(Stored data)

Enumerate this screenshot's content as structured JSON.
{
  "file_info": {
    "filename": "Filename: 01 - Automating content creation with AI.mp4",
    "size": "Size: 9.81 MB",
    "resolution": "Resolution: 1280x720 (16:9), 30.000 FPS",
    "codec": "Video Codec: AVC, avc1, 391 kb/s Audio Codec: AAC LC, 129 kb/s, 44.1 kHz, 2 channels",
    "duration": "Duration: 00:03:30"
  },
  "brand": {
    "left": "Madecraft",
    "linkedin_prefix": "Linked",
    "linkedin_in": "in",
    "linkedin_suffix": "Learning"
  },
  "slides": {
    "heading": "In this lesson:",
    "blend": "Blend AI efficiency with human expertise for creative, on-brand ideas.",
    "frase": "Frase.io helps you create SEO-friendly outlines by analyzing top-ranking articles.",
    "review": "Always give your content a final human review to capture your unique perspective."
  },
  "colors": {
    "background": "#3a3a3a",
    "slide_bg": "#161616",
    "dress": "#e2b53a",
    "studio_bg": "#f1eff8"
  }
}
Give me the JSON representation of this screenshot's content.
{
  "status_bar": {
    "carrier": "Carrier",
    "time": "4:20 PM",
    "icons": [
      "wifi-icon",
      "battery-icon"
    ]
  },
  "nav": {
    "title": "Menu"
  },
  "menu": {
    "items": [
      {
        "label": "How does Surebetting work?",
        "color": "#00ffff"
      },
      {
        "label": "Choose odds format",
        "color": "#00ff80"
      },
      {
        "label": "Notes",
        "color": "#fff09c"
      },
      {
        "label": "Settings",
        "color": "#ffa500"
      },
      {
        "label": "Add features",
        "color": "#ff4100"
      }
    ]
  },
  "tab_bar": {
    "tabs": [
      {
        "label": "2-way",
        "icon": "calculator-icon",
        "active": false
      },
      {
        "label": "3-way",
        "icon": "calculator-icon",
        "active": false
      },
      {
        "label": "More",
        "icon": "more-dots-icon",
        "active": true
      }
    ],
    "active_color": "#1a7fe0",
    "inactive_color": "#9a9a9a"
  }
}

### STATED TASK
From the data, collect all lines where the string "with" appears.

### FINAL ANSWER
    "filename": "Filename: 01 - Automating content creation with AI.mp4",
    "blend": "Blend AI efficiency with human expertise for creative, on-brand ideas.",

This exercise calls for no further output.